→ **WHAT YOU HAVE TO DO**
Each record must be reproduced exactly as it is shown.

→ **PROVIDED ENTRIES**
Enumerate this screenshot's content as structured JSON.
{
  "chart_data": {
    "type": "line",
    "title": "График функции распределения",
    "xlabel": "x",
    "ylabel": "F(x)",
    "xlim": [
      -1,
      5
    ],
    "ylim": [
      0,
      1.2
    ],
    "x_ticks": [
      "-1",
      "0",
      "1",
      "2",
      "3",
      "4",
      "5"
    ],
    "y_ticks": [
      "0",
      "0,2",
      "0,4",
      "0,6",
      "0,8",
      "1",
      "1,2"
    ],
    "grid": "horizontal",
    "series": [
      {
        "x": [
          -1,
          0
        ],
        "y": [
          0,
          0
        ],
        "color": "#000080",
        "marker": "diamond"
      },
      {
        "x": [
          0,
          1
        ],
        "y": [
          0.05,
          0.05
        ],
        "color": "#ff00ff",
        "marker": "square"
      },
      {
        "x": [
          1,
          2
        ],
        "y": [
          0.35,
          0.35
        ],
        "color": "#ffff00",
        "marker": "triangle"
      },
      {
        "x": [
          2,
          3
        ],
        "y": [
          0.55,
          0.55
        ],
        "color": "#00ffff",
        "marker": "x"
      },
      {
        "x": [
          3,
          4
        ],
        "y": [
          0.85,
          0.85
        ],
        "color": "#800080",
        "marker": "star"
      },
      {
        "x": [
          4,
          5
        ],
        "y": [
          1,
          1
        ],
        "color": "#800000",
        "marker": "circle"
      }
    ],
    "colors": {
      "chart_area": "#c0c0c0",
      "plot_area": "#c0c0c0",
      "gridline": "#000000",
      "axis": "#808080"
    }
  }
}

→ **ANSWER TO THIS PROBLEM**
Enumerate this screenshot's content as structured JSON.
{
  "chart_data": {
    "type": "line",
    "title": "График функции распределения",
    "xlabel": "x",
    "ylabel": "F(x)",
    "xlim": [
      -1,
      5
    ],
    "ylim": [
      0,
      1.2
    ],
    "x_ticks": [
      "-1",
      "0",
      "1",
      "2",
      "3",
      "4",
      "5"
    ],
    "y_ticks": [
      "0",
      "0,2",
      "0,4",
      "0,6",
      "0,8",
      "1",
      "1,2"
    ],
    "grid": "horizontal",
    "series": [
      {
        "x": [
          -1,
          0
        ],
        "y": [
          0,
          0
        ],
        "color": "#000080",
        "marker": "diamond"
      },
      {
        "x": [
          0,
          1
        ],
        "y": [
          0.05,
          0.05
        ],
        "color": "#ff00ff",
        "marker": "square"
      },
      {
        "x": [
          1,
          2
        ],
        "y": [
          0.35,
          0.35
        ],
        "color": "#ffff00",
        "marker": "triangle"
      },
      {
        "x": [
          2,
          3
        ],
        "y": [
          0.55,
          0.55
        ],
        "color": "#00ffff",
        "marker": "x"
      },
      {
        "x": [
          3,
          4
        ],
        "y": [
          0.85,
          0.85
        ],
        "color": "#800080",
        "marker": "star"
      },
      {
        "x": [
          4,
          5
        ],
        "y": [
          1,
          1
        ],
        "color": "#800000",
        "marker": "circle"
      }
    ],
    "colors": {
      "chart_area": "#c0c0c0",
      "plot_area": "#c0c0c0",
      "gridline": "#000000",
      "axis": "#808080"
    }
  }
}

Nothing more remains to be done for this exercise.